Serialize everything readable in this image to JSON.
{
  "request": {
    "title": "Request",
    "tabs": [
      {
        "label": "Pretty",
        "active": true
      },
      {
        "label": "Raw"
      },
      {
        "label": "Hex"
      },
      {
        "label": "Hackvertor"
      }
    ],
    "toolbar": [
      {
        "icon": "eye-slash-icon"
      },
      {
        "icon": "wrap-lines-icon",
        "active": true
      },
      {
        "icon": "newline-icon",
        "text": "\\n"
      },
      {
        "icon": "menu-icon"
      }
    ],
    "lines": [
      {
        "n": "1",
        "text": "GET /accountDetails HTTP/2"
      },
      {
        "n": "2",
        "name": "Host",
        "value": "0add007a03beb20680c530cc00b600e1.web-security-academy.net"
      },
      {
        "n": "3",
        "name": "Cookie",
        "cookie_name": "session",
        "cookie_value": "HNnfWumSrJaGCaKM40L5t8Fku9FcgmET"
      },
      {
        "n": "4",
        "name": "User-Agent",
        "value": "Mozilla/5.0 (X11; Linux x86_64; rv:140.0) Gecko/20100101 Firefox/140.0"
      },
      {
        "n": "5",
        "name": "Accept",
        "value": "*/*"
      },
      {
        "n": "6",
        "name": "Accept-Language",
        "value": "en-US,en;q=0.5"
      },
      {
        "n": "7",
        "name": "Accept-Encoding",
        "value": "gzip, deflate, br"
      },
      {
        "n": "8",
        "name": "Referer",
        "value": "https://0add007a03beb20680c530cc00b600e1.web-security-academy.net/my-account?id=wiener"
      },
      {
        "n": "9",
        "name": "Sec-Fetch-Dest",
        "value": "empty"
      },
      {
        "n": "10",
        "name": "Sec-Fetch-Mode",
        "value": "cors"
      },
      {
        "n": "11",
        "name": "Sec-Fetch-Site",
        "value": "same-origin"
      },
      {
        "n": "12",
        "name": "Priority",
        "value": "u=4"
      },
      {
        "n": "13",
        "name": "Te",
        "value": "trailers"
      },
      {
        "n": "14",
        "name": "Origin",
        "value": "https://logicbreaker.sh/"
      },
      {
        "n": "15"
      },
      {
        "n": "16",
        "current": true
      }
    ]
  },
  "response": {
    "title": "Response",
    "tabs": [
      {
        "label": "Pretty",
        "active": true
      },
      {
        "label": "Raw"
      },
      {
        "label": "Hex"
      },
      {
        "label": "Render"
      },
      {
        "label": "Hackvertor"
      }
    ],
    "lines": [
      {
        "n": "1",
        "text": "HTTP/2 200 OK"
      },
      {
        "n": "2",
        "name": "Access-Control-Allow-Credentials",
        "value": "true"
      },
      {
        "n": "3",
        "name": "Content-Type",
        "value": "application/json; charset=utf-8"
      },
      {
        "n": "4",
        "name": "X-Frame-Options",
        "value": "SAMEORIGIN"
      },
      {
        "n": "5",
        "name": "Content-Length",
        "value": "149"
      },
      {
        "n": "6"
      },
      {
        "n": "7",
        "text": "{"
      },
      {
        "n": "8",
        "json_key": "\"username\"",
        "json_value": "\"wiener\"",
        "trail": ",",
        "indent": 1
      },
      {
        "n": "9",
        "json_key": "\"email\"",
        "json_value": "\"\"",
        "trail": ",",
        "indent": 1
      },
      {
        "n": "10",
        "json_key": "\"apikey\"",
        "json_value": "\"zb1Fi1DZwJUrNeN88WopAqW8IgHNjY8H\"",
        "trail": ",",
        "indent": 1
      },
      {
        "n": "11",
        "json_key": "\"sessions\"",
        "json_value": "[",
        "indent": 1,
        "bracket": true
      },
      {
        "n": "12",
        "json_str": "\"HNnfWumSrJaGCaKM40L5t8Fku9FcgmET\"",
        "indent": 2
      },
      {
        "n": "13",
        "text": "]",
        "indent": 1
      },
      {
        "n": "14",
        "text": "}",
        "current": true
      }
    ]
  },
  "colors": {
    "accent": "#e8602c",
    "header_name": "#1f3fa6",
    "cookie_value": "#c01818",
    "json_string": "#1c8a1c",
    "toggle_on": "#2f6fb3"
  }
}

**Exercise aim**.
Set every line of the listing down word for word.

**Expected answer**.
Serialize everything readable in this image to JSON.
{
  "request": {
    "title": "Request",
    "tabs": [
      {
        "label": "Pretty",
        "active": true
      },
      {
        "label": "Raw"
      },
      {
        "label": "Hex"
      },
      {
        "label": "Hackvertor"
      }
    ],
    "toolbar": [
      {
        "icon": "eye-slash-icon"
      },
      {
        "icon": "wrap-lines-icon",
        "active": true
      },
      {
        "icon": "newline-icon",
        "text": "\\n"
      },
      {
        "icon": "menu-icon"
      }
    ],
    "lines": [
      {
        "n": "1",
        "text": "GET /accountDetails HTTP/2"
      },
      {
        "n": "2",
        "name": "Host",
        "value": "0add007a03beb20680c530cc00b600e1.web-security-academy.net"
      },
      {
        "n": "3",
        "name": "Cookie",
        "cookie_name": "session",
        "cookie_value": "HNnfWumSrJaGCaKM40L5t8Fku9FcgmET"
      },
      {
        "n": "4",
        "name": "User-Agent",
        "value": "Mozilla/5.0 (X11; Linux x86_64; rv:140.0) Gecko/20100101 Firefox/140.0"
      },
      {
        "n": "5",
        "name": "Accept",
        "value": "*/*"
      },
      {
        "n": "6",
        "name": "Accept-Language",
        "value": "en-US,en;q=0.5"
      },
      {
        "n": "7",
        "name": "Accept-Encoding",
        "value": "gzip, deflate, br"
      },
      {
        "n": "8",
        "name": "Referer",
        "value": "https://0add007a03beb20680c530cc00b600e1.web-security-academy.net/my-account?id=wiener"
      },
      {
        "n": "9",
        "name": "Sec-Fetch-Dest",
        "value": "empty"
      },
      {
        "n": "10",
        "name": "Sec-Fetch-Mode",
        "value": "cors"
      },
      {
        "n": "11",
        "name": "Sec-Fetch-Site",
        "value": "same-origin"
      },
      {
        "n": "12",
        "name": "Priority",
        "value": "u=4"
      },
      {
        "n": "13",
        "name": "Te",
        "value": "trailers"
      },
      {
        "n": "14",
        "name": "Origin",
        "value": "https://logicbreaker.sh/"
      },
      {
        "n": "15"
      },
      {
        "n": "16",
        "current": true
      }
    ]
  },
  "response": {
    "title": "Response",
    "tabs": [
      {
        "label": "Pretty",
        "active": true
      },
      {
        "label": "Raw"
      },
      {
        "label": "Hex"
      },
      {
        "label": "Render"
      },
      {
        "label": "Hackvertor"
      }
    ],
    "lines": [
      {
        "n": "1",
        "text": "HTTP/2 200 OK"
      },
      {
        "n": "2",
        "name": "Access-Control-Allow-Credentials",
        "value": "true"
      },
      {
        "n": "3",
        "name": "Content-Type",
        "value": "application/json; charset=utf-8"
      },
      {
        "n": "4",
        "name": "X-Frame-Options",
        "value": "SAMEORIGIN"
      },
      {
        "n": "5",
        "name": "Content-Length",
        "value": "149"
      },
      {
        "n": "6"
      },
      {
        "n": "7",
        "text": "{"
      },
      {
        "n": "8",
        "json_key": "\"username\"",
        "json_value": "\"wiener\"",
        "trail": ",",
        "indent": 1
      },
      {
        "n": "9",
        "json_key": "\"email\"",
        "json_value": "\"\"",
        "trail": ",",
        "indent": 1
      },
      {
        "n": "10",
        "json_key": "\"apikey\"",
        "json_value": "\"zb1Fi1DZwJUrNeN88WopAqW8IgHNjY8H\"",
        "trail": ",",
        "indent": 1
      },
      {
        "n": "11",
        "json_key": "\"sessions\"",
        "json_value": "[",
        "indent": 1,
        "bracket": true
      },
      {
        "n": "12",
        "json_str": "\"HNnfWumSrJaGCaKM40L5t8Fku9FcgmET\"",
        "indent": 2
      },
      {
        "n": "13",
        "text": "]",
        "indent": 1
      },
      {
        "n": "14",
        "text": "}",
        "current": true
      }
    ]
  },
  "colors": {
    "accent": "#e8602c",
    "header_name": "#1f3fa6",
    "cookie_value": "#c01818",
    "json_string": "#1c8a1c",
    "toggle_on": "#2f6fb3"
  }
}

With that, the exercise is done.